TASK REQUIREMENTS — From the entries below, report how many lines contain the string "Garden". Give only that number.
=-=-=
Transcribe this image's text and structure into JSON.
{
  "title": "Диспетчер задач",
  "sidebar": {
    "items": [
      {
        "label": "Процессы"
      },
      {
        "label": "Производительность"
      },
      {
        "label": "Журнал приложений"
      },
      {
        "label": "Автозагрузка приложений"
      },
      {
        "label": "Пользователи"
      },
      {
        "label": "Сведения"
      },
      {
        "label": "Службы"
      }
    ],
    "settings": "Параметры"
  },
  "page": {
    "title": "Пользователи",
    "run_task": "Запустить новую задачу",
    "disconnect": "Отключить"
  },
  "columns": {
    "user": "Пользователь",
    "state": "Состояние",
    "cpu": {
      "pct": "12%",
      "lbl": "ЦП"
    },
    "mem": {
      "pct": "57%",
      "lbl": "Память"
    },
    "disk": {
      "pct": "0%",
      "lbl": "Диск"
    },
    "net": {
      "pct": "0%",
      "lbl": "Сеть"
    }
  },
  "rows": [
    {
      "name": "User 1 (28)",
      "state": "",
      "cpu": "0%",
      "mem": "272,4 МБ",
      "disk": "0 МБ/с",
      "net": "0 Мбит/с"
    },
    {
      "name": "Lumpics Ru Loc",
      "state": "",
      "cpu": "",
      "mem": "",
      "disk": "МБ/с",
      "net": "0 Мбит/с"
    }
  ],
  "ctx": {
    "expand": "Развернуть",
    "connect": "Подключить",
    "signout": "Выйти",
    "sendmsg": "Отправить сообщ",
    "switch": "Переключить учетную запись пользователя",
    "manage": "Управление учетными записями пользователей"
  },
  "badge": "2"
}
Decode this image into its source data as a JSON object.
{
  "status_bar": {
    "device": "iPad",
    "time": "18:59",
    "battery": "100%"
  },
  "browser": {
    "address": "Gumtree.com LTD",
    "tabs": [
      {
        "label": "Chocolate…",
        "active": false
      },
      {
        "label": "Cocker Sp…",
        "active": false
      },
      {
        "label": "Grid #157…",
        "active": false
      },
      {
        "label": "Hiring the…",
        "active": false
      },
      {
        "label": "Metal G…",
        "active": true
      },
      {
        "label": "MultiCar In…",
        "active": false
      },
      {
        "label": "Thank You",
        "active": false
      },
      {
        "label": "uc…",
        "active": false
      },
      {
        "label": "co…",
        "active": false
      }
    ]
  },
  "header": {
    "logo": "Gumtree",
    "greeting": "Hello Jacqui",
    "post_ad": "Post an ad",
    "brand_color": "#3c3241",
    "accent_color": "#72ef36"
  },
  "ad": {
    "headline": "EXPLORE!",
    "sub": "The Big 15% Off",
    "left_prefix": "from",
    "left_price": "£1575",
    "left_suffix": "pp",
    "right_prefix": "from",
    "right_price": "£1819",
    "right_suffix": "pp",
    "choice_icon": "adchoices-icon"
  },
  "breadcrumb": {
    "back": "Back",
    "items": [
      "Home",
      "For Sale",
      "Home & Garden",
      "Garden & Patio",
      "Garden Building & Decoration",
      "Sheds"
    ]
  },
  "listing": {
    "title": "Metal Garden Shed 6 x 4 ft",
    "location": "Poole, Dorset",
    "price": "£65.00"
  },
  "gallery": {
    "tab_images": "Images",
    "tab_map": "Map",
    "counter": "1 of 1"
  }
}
=-=-=
FINISHED ANSWER — 4